MATERIAL FOR THIS EXERCISE:
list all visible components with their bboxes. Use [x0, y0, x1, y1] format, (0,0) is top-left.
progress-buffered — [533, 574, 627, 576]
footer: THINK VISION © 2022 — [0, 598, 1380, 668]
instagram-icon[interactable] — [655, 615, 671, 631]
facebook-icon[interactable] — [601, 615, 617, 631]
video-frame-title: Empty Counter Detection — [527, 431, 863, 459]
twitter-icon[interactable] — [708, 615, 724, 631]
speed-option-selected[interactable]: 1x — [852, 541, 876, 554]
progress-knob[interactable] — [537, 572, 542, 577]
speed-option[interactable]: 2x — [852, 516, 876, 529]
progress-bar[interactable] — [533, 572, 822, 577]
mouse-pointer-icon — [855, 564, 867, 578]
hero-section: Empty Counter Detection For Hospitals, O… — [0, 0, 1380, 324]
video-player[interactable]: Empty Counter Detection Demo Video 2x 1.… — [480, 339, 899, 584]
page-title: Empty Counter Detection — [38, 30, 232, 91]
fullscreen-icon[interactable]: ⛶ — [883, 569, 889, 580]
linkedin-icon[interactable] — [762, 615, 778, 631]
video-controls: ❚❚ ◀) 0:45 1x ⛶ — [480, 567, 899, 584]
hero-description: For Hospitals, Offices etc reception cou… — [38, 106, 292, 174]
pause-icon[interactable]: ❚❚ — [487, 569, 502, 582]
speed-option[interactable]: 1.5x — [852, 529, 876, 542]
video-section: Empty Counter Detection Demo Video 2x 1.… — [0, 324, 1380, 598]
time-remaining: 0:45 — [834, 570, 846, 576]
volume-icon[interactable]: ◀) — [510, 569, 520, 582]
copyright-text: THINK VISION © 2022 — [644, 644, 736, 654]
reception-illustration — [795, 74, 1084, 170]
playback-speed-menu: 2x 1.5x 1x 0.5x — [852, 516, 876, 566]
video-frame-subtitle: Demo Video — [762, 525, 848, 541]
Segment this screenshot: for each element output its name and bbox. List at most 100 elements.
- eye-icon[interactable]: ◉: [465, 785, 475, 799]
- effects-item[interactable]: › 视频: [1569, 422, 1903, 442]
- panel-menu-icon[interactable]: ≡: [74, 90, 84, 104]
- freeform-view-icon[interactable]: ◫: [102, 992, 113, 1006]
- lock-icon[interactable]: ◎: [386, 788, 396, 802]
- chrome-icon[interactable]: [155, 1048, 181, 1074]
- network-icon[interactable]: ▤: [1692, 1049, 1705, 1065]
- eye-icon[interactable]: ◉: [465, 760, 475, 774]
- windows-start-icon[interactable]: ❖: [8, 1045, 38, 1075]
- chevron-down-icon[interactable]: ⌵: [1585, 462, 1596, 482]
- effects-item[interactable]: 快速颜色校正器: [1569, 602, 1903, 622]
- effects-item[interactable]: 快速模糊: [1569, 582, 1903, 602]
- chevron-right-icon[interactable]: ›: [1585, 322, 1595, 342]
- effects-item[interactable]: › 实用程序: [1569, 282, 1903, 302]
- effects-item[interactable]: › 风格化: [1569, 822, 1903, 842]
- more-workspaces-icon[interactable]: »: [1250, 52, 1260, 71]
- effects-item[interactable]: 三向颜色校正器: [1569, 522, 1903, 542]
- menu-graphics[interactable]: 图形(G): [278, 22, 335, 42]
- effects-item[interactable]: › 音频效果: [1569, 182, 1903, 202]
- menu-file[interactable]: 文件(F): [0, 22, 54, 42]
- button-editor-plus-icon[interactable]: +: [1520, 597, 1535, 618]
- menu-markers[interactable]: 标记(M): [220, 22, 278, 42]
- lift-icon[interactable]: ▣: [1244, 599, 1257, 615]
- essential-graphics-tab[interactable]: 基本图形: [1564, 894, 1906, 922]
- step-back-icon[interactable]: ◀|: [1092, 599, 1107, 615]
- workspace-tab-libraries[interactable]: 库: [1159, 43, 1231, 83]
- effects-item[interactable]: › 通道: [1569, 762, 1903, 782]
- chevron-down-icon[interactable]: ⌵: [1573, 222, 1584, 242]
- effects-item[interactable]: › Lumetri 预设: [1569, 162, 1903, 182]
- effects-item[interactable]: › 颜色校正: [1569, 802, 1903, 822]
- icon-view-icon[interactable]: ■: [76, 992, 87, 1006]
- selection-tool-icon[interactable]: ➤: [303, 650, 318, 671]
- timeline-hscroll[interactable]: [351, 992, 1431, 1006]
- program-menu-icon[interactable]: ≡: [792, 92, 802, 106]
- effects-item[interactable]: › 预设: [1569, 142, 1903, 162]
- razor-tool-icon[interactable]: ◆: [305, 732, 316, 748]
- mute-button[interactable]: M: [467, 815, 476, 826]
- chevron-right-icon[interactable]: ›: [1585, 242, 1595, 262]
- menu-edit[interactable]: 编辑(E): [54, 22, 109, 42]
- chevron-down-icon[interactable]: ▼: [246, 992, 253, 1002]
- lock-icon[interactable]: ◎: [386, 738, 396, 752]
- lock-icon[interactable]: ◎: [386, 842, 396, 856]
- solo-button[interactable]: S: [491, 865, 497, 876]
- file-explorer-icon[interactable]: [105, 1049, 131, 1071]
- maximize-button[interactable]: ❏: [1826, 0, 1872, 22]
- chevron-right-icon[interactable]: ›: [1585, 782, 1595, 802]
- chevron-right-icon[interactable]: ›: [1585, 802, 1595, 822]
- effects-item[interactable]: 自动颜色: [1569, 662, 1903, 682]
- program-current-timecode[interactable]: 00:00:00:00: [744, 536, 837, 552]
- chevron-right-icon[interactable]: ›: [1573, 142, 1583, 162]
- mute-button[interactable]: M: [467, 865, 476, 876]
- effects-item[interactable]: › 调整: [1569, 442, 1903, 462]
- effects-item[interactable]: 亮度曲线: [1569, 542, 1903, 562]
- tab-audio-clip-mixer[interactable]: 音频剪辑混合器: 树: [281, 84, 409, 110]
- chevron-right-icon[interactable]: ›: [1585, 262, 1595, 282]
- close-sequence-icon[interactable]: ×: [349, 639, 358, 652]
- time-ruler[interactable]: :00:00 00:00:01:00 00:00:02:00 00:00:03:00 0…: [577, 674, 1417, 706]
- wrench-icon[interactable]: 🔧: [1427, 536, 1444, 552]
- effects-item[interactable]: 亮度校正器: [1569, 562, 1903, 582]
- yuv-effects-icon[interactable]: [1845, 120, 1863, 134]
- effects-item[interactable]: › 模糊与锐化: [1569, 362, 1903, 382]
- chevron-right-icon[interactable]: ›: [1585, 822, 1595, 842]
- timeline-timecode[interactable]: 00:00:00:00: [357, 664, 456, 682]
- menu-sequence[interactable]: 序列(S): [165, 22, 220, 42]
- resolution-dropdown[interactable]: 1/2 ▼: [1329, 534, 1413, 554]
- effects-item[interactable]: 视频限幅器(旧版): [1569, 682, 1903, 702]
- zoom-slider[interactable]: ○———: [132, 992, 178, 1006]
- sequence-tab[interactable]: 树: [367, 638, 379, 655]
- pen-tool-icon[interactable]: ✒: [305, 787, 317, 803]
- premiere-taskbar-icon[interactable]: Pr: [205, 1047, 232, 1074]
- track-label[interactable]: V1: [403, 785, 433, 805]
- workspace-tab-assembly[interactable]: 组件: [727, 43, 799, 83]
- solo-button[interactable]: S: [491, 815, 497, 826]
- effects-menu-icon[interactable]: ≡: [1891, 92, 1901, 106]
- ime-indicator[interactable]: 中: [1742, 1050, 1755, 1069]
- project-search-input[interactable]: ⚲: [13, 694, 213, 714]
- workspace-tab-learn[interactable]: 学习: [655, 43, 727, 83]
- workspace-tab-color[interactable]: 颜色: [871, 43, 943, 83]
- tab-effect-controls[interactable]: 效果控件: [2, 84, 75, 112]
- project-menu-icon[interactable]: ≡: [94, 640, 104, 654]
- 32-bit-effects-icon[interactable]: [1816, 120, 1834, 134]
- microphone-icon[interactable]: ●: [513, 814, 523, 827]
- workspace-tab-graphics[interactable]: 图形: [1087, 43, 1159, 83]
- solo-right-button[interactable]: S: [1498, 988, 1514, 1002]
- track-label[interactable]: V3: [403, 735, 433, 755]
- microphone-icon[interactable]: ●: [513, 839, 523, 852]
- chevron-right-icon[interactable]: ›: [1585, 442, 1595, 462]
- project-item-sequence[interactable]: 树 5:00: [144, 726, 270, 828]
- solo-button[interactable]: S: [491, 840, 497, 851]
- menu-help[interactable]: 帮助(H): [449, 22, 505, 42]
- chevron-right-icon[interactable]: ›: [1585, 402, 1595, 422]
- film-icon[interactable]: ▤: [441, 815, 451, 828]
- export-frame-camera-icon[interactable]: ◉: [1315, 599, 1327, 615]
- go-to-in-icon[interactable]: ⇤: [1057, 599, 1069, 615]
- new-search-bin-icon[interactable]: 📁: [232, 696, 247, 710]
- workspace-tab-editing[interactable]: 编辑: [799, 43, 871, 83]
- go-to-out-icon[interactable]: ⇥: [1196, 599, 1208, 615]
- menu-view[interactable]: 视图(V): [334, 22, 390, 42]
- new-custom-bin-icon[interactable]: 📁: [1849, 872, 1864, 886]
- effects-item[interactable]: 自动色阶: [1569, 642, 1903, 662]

WHAT TO PRODUCE: Reproduce the records word for word, starting with their first line and stopping after the line that contains "Segment this screenshot: for".

RESPONSE TO THIS TASK:
list all visible components with their bboxes. Use [x0, y0, x1, y1] format, (0,0) is top-left.
progress-buffered — [533, 574, 627, 576]
footer: THINK VISION © 2022 — [0, 598, 1380, 668]
instagram-icon[interactable] — [655, 615, 671, 631]
facebook-icon[interactable] — [601, 615, 617, 631]
video-frame-title: Empty Counter Detection — [527, 431, 863, 459]
twitter-icon[interactable] — [708, 615, 724, 631]
speed-option-selected[interactable]: 1x — [852, 541, 876, 554]
progress-knob[interactable] — [537, 572, 542, 577]
speed-option[interactable]: 2x — [852, 516, 876, 529]
progress-bar[interactable] — [533, 572, 822, 577]
mouse-pointer-icon — [855, 564, 867, 578]
hero-section: Empty Counter Detection For Hospitals, O… — [0, 0, 1380, 324]
video-player[interactable]: Empty Counter Detection Demo Video 2x 1.… — [480, 339, 899, 584]
page-title: Empty Counter Detection — [38, 30, 232, 91]
fullscreen-icon[interactable]: ⛶ — [883, 569, 889, 580]
linkedin-icon[interactable] — [762, 615, 778, 631]
video-controls: ❚❚ ◀) 0:45 1x ⛶ — [480, 567, 899, 584]
hero-description: For Hospitals, Offices etc reception cou… — [38, 106, 292, 174]
pause-icon[interactable]: ❚❚ — [487, 569, 502, 582]
speed-option[interactable]: 1.5x — [852, 529, 876, 542]
video-section: Empty Counter Detection Demo Video 2x 1.… — [0, 324, 1380, 598]
time-remaining: 0:45 — [834, 570, 846, 576]
volume-icon[interactable]: ◀) — [510, 569, 520, 582]
copyright-text: THINK VISION © 2022 — [644, 644, 736, 654]
reception-illustration — [795, 74, 1084, 170]
playback-speed-menu: 2x 1.5x 1x 0.5x — [852, 516, 876, 566]
video-frame-subtitle: Demo Video — [762, 525, 848, 541]
Segment this screenshot: for each element output its name and bbox. List at most 100 elements.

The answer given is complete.